→ **Problem statement**:
Collect from the data below each line with "الآخر".

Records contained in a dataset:

......

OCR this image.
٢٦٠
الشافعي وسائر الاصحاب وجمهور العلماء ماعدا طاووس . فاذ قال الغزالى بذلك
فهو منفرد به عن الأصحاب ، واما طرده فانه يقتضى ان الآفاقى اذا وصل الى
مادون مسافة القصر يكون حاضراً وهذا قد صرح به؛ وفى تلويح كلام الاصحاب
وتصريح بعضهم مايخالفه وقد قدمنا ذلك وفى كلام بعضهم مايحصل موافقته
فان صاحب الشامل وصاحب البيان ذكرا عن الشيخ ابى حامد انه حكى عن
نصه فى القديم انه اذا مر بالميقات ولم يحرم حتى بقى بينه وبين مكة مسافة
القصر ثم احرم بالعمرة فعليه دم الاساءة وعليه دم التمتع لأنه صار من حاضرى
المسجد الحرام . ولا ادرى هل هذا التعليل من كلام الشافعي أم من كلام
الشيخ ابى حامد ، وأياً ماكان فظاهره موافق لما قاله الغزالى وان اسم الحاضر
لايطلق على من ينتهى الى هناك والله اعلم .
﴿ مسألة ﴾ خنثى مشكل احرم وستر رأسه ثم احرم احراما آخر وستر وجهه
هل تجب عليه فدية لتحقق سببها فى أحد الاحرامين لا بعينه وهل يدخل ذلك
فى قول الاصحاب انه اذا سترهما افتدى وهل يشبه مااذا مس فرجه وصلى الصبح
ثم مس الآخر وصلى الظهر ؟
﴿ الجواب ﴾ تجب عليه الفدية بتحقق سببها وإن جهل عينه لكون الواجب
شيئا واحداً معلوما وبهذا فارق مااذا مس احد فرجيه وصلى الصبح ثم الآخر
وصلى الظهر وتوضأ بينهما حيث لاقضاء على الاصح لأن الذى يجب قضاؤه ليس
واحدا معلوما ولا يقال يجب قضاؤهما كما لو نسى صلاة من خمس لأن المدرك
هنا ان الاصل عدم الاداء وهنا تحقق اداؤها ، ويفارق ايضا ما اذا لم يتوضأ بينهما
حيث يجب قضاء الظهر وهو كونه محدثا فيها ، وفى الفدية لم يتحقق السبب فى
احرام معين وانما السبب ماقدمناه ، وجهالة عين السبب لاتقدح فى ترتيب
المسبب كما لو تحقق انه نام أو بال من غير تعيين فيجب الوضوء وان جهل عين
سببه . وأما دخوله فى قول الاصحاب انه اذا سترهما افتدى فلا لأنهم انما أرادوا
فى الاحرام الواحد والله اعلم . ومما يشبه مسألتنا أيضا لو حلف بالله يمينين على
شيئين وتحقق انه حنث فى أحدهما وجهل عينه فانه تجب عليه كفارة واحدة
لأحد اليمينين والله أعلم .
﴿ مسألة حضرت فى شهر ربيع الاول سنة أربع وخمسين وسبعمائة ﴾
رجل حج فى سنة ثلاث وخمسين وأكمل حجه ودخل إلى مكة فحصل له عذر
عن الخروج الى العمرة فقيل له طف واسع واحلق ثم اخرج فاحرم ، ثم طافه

......

→ **Full answer**:
ثم مس الآخر وصلى الظهر ؟
شيئا واحداً معلوما وبهذا فارق مااذا مس احد فرجيه وصلى الصبح ثم الآخر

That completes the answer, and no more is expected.